___ Dataset ___

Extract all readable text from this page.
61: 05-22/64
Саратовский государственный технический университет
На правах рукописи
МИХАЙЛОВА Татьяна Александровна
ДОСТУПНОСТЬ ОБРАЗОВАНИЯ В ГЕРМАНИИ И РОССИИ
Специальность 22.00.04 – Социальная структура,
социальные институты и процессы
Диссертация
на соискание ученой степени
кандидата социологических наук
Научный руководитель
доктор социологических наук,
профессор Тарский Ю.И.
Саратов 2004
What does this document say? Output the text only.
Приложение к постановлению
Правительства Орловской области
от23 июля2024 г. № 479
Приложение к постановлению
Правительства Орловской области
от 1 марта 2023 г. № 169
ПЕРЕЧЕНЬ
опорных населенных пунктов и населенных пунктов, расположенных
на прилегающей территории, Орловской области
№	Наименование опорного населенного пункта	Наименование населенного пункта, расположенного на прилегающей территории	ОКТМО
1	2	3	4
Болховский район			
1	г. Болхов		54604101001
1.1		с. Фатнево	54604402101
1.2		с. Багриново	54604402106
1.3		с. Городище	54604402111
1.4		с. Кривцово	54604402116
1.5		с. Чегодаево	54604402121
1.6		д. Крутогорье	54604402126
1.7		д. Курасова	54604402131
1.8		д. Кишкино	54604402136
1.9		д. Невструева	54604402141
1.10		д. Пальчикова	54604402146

___

__What needs to be done__. Please restate the data word for word, every record included.

__The response__.
Extract all readable text from this page.
61: 05-22/64
Саратовский государственный технический университет
На правах рукописи
МИХАЙЛОВА Татьяна Александровна
ДОСТУПНОСТЬ ОБРАЗОВАНИЯ В ГЕРМАНИИ И РОССИИ
Специальность 22.00.04 – Социальная структура,
социальные институты и процессы
Диссертация
на соискание ученой степени
кандидата социологических наук
Научный руководитель
доктор социологических наук,
профессор Тарский Ю.И.
Саратов 2004
What does this document say? Output the text only.
Приложение к постановлению
Правительства Орловской области
от23 июля2024 г. № 479
Приложение к постановлению
Правительства Орловской области
от 1 марта 2023 г. № 169
ПЕРЕЧЕНЬ
опорных населенных пунктов и населенных пунктов, расположенных
на прилегающей территории, Орловской области
№	Наименование опорного населенного пункта	Наименование населенного пункта, расположенного на прилегающей территории	ОКТМО
1	2	3	4
Болховский район			
1	г. Болхов		54604101001
1.1		с. Фатнево	54604402101
1.2		с. Багриново	54604402106
1.3		с. Городище	54604402111
1.4		с. Кривцово	54604402116
1.5		с. Чегодаево	54604402121
1.6		д. Крутогорье	54604402126
1.7		д. Курасова	54604402131
1.8		д. Кишкино	54604402136
1.9		д. Невструева	54604402141
1.10		д. Пальчикова	54604402146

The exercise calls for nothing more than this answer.